Stated goal
Which lines hold the word "XANDÃO"? Copy each of them.
Start
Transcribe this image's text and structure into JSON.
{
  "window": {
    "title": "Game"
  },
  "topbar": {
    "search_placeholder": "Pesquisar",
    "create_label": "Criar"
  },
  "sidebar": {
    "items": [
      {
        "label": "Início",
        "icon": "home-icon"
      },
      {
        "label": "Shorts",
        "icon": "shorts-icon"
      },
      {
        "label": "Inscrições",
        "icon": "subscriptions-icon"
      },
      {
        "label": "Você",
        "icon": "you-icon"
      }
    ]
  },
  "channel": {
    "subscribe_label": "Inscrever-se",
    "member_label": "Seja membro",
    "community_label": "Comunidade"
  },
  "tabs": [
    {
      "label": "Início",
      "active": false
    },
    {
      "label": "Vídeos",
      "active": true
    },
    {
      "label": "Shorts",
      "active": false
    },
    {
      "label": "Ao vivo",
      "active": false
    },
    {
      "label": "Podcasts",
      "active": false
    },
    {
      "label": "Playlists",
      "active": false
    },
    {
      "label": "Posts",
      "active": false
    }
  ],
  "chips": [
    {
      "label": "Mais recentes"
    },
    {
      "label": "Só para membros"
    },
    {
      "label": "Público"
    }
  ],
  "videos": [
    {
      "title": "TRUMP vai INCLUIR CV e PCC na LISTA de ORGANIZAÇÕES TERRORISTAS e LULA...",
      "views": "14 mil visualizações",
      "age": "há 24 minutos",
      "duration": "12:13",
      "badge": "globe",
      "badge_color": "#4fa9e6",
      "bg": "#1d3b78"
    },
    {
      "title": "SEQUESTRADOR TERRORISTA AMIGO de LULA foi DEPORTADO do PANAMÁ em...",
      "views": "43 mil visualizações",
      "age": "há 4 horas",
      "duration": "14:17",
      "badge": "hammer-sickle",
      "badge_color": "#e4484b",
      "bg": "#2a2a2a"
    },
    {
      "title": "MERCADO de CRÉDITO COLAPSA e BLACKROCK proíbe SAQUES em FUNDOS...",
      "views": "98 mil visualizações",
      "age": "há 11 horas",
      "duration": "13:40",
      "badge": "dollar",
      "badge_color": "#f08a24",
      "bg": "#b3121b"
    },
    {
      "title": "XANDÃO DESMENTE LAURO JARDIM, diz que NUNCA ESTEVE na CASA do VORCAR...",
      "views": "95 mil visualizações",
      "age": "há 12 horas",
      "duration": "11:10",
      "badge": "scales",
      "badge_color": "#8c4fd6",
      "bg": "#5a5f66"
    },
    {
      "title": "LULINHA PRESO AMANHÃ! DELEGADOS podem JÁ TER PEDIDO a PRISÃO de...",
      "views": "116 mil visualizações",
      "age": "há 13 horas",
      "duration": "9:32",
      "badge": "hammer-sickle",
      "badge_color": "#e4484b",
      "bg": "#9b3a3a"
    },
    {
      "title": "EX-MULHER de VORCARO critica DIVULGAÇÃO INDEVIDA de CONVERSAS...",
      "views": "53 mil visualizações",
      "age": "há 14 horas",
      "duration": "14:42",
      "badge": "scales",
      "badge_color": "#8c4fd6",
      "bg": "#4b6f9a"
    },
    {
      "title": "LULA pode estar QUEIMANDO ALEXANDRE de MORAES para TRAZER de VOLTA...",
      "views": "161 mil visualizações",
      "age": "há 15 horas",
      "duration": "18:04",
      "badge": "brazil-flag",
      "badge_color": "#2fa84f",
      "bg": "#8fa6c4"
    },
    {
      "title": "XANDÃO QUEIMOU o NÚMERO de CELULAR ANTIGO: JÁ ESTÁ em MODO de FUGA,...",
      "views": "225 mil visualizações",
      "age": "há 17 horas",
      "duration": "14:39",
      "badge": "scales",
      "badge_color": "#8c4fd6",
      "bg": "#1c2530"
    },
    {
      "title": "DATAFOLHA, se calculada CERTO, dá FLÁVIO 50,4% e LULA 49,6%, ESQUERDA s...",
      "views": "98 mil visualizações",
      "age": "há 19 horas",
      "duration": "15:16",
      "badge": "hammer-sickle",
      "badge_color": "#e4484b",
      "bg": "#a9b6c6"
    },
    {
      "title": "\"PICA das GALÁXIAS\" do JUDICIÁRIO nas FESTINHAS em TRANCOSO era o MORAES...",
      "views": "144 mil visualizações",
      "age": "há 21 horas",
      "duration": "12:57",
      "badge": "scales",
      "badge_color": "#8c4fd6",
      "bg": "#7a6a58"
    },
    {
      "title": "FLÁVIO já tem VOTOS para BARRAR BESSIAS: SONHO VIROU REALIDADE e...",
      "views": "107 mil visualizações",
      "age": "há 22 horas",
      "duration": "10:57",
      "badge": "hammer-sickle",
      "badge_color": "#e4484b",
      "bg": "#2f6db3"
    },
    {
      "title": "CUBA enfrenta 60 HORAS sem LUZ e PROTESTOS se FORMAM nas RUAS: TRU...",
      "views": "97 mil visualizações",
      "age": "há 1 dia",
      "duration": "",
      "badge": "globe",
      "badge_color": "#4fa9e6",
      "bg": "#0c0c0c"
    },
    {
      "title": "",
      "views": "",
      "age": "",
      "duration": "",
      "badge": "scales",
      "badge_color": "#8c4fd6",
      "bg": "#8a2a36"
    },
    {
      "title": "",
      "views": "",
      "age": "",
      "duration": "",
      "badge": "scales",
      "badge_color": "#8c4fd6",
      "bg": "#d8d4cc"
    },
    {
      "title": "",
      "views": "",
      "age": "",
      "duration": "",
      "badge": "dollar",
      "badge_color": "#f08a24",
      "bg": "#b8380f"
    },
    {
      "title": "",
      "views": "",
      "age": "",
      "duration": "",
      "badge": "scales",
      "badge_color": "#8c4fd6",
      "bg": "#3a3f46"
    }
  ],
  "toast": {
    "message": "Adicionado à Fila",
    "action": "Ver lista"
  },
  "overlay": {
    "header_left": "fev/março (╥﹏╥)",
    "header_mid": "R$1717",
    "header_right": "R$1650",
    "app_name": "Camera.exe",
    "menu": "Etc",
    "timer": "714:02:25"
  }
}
End
Solution for this problem
      "title": "XANDÃO DESMENTE LAURO JARDIM, diz que NUNCA ESTEVE na CASA do VORCAR...",
      "title": "XANDÃO QUEIMOU o NÚMERO de CELULAR ANTIGO: JÁ ESTÁ em MODO de FUGA,...",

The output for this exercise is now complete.